**Exercise requirements:** The entries below should be transcribed in their entirety, exactly as written.

**Data rows:**
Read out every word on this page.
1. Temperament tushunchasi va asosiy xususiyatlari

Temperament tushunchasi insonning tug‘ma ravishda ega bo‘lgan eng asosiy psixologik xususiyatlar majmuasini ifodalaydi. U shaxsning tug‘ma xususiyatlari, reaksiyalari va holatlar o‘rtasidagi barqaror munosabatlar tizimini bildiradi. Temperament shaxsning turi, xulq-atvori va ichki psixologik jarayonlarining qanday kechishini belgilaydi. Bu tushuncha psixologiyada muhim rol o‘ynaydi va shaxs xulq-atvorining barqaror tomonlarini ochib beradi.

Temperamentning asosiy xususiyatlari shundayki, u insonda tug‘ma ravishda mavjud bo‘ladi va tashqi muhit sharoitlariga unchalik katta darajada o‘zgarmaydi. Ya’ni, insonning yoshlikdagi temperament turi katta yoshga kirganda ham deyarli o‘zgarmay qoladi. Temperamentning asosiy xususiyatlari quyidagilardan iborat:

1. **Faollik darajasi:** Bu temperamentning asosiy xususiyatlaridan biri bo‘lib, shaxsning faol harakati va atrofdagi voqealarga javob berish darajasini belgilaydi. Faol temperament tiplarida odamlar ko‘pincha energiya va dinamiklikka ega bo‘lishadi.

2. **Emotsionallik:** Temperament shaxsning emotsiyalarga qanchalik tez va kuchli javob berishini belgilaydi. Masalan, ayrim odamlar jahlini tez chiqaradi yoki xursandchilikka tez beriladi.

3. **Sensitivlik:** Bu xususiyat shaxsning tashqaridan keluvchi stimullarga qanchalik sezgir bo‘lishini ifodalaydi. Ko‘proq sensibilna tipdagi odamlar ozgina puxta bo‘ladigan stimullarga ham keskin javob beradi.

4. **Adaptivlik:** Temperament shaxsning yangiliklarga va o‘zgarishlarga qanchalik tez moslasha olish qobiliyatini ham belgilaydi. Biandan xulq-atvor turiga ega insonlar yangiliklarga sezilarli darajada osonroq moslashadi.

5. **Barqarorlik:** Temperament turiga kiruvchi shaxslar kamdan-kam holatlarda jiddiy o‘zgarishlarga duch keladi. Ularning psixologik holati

**Exercise result:**
Read out every word on this page.
1. Temperament tushunchasi va asosiy xususiyatlari

Temperament tushunchasi insonning tug‘ma ravishda ega bo‘lgan eng asosiy psixologik xususiyatlar majmuasini ifodalaydi. U shaxsning tug‘ma xususiyatlari, reaksiyalari va holatlar o‘rtasidagi barqaror munosabatlar tizimini bildiradi. Temperament shaxsning turi, xulq-atvori va ichki psixologik jarayonlarining qanday kechishini belgilaydi. Bu tushuncha psixologiyada muhim rol o‘ynaydi va shaxs xulq-atvorining barqaror tomonlarini ochib beradi.

Temperamentning asosiy xususiyatlari shundayki, u insonda tug‘ma ravishda mavjud bo‘ladi va tashqi muhit sharoitlariga unchalik katta darajada o‘zgarmaydi. Ya’ni, insonning yoshlikdagi temperament turi katta yoshga kirganda ham deyarli o‘zgarmay qoladi. Temperamentning asosiy xususiyatlari quyidagilardan iborat:

1. **Faollik darajasi:** Bu temperamentning asosiy xususiyatlaridan biri bo‘lib, shaxsning faol harakati va atrofdagi voqealarga javob berish darajasini belgilaydi. Faol temperament tiplarida odamlar ko‘pincha energiya va dinamiklikka ega bo‘lishadi.

2. **Emotsionallik:** Temperament shaxsning emotsiyalarga qanchalik tez va kuchli javob berishini belgilaydi. Masalan, ayrim odamlar jahlini tez chiqaradi yoki xursandchilikka tez beriladi.

3. **Sensitivlik:** Bu xususiyat shaxsning tashqaridan keluvchi stimullarga qanchalik sezgir bo‘lishini ifodalaydi. Ko‘proq sensibilna tipdagi odamlar ozgina puxta bo‘ladigan stimullarga ham keskin javob beradi.

4. **Adaptivlik:** Temperament shaxsning yangiliklarga va o‘zgarishlarga qanchalik tez moslasha olish qobiliyatini ham belgilaydi. Biandan xulq-atvor turiga ega insonlar yangiliklarga sezilarli darajada osonroq moslashadi.

5. **Barqarorlik:** Temperament turiga kiruvchi shaxslar kamdan-kam holatlarda jiddiy o‘zgarishlarga duch keladi. Ularning psixologik holati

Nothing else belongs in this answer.